Set problem - The records below must be written out exactly, with every picture left behind.

--- START Dataset extract ---

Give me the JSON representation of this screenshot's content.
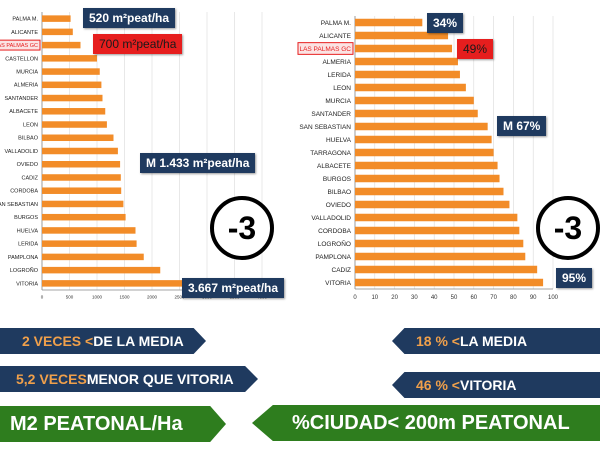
{
  "chart_data": [
    {
      "type": "bar",
      "orientation": "horizontal",
      "categories": [
        "PALMA M.",
        "ALICANTE",
        "LAS PALMAS GC",
        "CASTELLON",
        "MURCIA",
        "ALMERIA",
        "SANTANDER",
        "ALBACETE",
        "LEON",
        "BILBAO",
        "VALLADOLID",
        "OVIEDO",
        "CADIZ",
        "CORDOBA",
        "SAN SEBASTIAN",
        "BURGOS",
        "HUELVA",
        "LERIDA",
        "PAMPLONA",
        "LOGROÑO",
        "VITORIA"
      ],
      "values": [
        520,
        560,
        700,
        1000,
        1050,
        1080,
        1100,
        1150,
        1180,
        1300,
        1380,
        1420,
        1433,
        1440,
        1480,
        1520,
        1700,
        1720,
        1850,
        2150,
        3667
      ],
      "highlight": "LAS PALMAS GC",
      "xlim": [
        0,
        4000
      ],
      "xticks": [
        "0",
        "500",
        "1000",
        "1500",
        "2000",
        "2500",
        "3000",
        "3500",
        "4000"
      ],
      "callouts": [
        "520 m²peat/ha",
        "700 m²peat/ha",
        "M 1.433 m²peat/ha",
        "3.667 m²peat/ha"
      ],
      "badge": "-3"
    },
    {
      "type": "bar",
      "orientation": "horizontal",
      "categories": [
        "PALMA M.",
        "ALICANTE",
        "LAS PALMAS GC",
        "ALMERIA",
        "LERIDA",
        "LEON",
        "MURCIA",
        "SANTANDER",
        "SAN SEBASTIAN",
        "HUELVA",
        "TARRAGONA",
        "ALBACETE",
        "BURGOS",
        "BILBAO",
        "OVIEDO",
        "VALLADOLID",
        "CORDOBA",
        "LOGROÑO",
        "PAMPLONA",
        "CADIZ",
        "VITORIA"
      ],
      "values": [
        34,
        47,
        49,
        52,
        53,
        56,
        60,
        62,
        67,
        69,
        70,
        72,
        73,
        75,
        78,
        82,
        83,
        85,
        86,
        92,
        95
      ],
      "highlight": "LAS PALMAS GC",
      "xlim": [
        0,
        100
      ],
      "xticks": [
        "0",
        "10",
        "20",
        "30",
        "40",
        "50",
        "60",
        "70",
        "80",
        "90",
        "100"
      ],
      "callouts": [
        "34%",
        "49%",
        "M 67%",
        "95%"
      ],
      "badge": "-3"
    }
  ],
  "colors": {
    "bar": "#f28c28",
    "navy": "#1f3a5f",
    "green": "#2e7d1e",
    "highlight": "#e61e1e"
  },
  "banners": {
    "left1_num": "2 VECES <",
    "left1_rest": " DE LA MEDIA",
    "left2_num": "5,2 VECES",
    "left2_rest": " MENOR QUE VITORIA",
    "left3": "M2 PEATONAL/Ha",
    "right1_num": "18 % <",
    "right1_rest": " LA MEDIA",
    "right2_num": "46 % <",
    "right2_rest": "  VITORIA",
    "right3": "%CIUDAD< 200m PEATONAL"
  }
}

--- END Dataset extract ---

Completed task -
Give me the JSON representation of this screenshot's content.
{
  "chart_data": [
    {
      "type": "bar",
      "orientation": "horizontal",
      "categories": [
        "PALMA M.",
        "ALICANTE",
        "LAS PALMAS GC",
        "CASTELLON",
        "MURCIA",
        "ALMERIA",
        "SANTANDER",
        "ALBACETE",
        "LEON",
        "BILBAO",
        "VALLADOLID",
        "OVIEDO",
        "CADIZ",
        "CORDOBA",
        "SAN SEBASTIAN",
        "BURGOS",
        "HUELVA",
        "LERIDA",
        "PAMPLONA",
        "LOGROÑO",
        "VITORIA"
      ],
      "values": [
        520,
        560,
        700,
        1000,
        1050,
        1080,
        1100,
        1150,
        1180,
        1300,
        1380,
        1420,
        1433,
        1440,
        1480,
        1520,
        1700,
        1720,
        1850,
        2150,
        3667
      ],
      "highlight": "LAS PALMAS GC",
      "xlim": [
        0,
        4000
      ],
      "xticks": [
        "0",
        "500",
        "1000",
        "1500",
        "2000",
        "2500",
        "3000",
        "3500",
        "4000"
      ],
      "callouts": [
        "520 m²peat/ha",
        "700 m²peat/ha",
        "M 1.433 m²peat/ha",
        "3.667 m²peat/ha"
      ],
      "badge": "-3"
    },
    {
      "type": "bar",
      "orientation": "horizontal",
      "categories": [
        "PALMA M.",
        "ALICANTE",
        "LAS PALMAS GC",
        "ALMERIA",
        "LERIDA",
        "LEON",
        "MURCIA",
        "SANTANDER",
        "SAN SEBASTIAN",
        "HUELVA",
        "TARRAGONA",
        "ALBACETE",
        "BURGOS",
        "BILBAO",
        "OVIEDO",
        "VALLADOLID",
        "CORDOBA",
        "LOGROÑO",
        "PAMPLONA",
        "CADIZ",
        "VITORIA"
      ],
      "values": [
        34,
        47,
        49,
        52,
        53,
        56,
        60,
        62,
        67,
        69,
        70,
        72,
        73,
        75,
        78,
        82,
        83,
        85,
        86,
        92,
        95
      ],
      "highlight": "LAS PALMAS GC",
      "xlim": [
        0,
        100
      ],
      "xticks": [
        "0",
        "10",
        "20",
        "30",
        "40",
        "50",
        "60",
        "70",
        "80",
        "90",
        "100"
      ],
      "callouts": [
        "34%",
        "49%",
        "M 67%",
        "95%"
      ],
      "badge": "-3"
    }
  ],
  "colors": {
    "bar": "#f28c28",
    "navy": "#1f3a5f",
    "green": "#2e7d1e",
    "highlight": "#e61e1e"
  },
  "banners": {
    "left1_num": "2 VECES <",
    "left1_rest": " DE LA MEDIA",
    "left2_num": "5,2 VECES",
    "left2_rest": " MENOR QUE VITORIA",
    "left3": "M2 PEATONAL/Ha",
    "right1_num": "18 % <",
    "right1_rest": " LA MEDIA",
    "right2_num": "46 % <",
    "right2_rest": "  VITORIA",
    "right3": "%CIUDAD< 200m PEATONAL"
  }
}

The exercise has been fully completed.